**Explora el material:**
1. Reescribe el tramo del texto sobre la tía Catalina que va desde "Hace pocos días" hasta "pagarles su educación.", sustituyendo "Navojoa" por "Hermosillo".
2. Según el texto sobre la tía Catalina, ¿de qué murió su esposo Rafael?

El recuerdo que conservo de mi tía Catalina es el de una madre ejemplar, cariñosa, pero exigente y en plenitud de fortaleza.
Hace pocos días falleció mi tía Catalina, de 97 años en Navojoa, al sur del estado de Sonora. Tuvo siete hijos (5 varones y 2 mujeres), así como numerosos nietos y bisnietos y de todos ellos se sentía orgullosa.
Solía decirme: –Mira nomás que “percha” (cuerpo robusto y atlético) tienen mis hijos y mis nietos. ¡Es que tienen “la tripa sonorense”! –añadía sonriente y con buen humor.
A los 33 años tuvo una prueba muy dura. Falleció su esposo, mi tío Rafael, de cáncer, después de un largo y doloroso padecimiento. El resultado fue que, en plena juventud, se quedó viuda y con siete hijos qué alimentar y pagarles su educación.

**Extractos de registros:**

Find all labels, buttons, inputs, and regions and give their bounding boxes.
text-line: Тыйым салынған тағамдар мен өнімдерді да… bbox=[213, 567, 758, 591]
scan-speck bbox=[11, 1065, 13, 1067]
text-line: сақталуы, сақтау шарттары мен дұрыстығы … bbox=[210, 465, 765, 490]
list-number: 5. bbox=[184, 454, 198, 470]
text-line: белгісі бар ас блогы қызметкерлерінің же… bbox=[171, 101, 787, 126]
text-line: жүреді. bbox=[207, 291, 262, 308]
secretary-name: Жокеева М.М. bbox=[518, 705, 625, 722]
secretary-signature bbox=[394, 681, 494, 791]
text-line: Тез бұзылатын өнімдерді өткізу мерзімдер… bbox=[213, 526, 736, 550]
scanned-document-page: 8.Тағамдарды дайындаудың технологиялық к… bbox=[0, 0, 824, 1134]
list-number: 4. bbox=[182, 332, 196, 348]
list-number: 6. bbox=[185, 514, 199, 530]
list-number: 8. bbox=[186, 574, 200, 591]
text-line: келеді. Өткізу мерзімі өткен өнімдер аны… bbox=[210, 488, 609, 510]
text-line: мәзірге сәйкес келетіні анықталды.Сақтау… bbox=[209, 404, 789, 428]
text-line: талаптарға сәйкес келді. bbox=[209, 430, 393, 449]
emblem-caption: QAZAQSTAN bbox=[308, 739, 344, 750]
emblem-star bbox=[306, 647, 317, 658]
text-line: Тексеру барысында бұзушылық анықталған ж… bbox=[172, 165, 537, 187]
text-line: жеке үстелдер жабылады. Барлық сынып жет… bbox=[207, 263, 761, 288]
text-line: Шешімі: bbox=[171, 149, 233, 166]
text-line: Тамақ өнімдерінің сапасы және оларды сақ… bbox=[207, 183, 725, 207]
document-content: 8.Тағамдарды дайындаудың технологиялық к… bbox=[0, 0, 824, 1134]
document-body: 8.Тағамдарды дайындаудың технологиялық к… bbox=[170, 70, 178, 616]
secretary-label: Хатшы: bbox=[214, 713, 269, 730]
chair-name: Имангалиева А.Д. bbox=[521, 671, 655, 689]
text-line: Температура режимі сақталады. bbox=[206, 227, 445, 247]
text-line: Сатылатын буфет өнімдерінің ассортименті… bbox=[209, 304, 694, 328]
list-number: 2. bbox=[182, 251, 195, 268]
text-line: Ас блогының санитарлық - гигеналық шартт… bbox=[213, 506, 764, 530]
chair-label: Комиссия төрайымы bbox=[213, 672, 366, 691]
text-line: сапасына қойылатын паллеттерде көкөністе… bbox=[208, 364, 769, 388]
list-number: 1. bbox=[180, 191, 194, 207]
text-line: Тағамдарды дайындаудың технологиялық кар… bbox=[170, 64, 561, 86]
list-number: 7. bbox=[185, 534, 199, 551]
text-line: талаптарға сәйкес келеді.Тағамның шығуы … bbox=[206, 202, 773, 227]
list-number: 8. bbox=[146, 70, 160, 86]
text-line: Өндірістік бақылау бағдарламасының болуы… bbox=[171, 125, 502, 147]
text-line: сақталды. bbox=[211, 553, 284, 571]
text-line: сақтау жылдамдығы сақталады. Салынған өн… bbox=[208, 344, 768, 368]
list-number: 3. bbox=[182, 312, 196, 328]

**Resultados por tarea:**
1.
Hace pocos días falleció mi tía Catalina, de 97 años en Hermosillo, al sur del estado de Sonora. Tuvo siete hijos (5 varones y 2 mujeres), así como numerosos nietos y bisnietos y de todos ellos se sentía orgullosa.
Solía decirme: –Mira nomás que “percha” (cuerpo robusto y atlético) tienen mis hijos y mis nietos. ¡Es que tienen “la tripa sonorense”! –añadía sonriente y con buen humor.
A los 33 años tuvo una prueba muy dura. Falleció su esposo, mi tío Rafael, de cáncer, después de un largo y doloroso padecimiento. El resultado fue que, en plena juventud, se quedó viuda y con siete hijos qué alimentar y pagarles su educación.

2. De cáncer, después de un largo y doloroso padecimiento.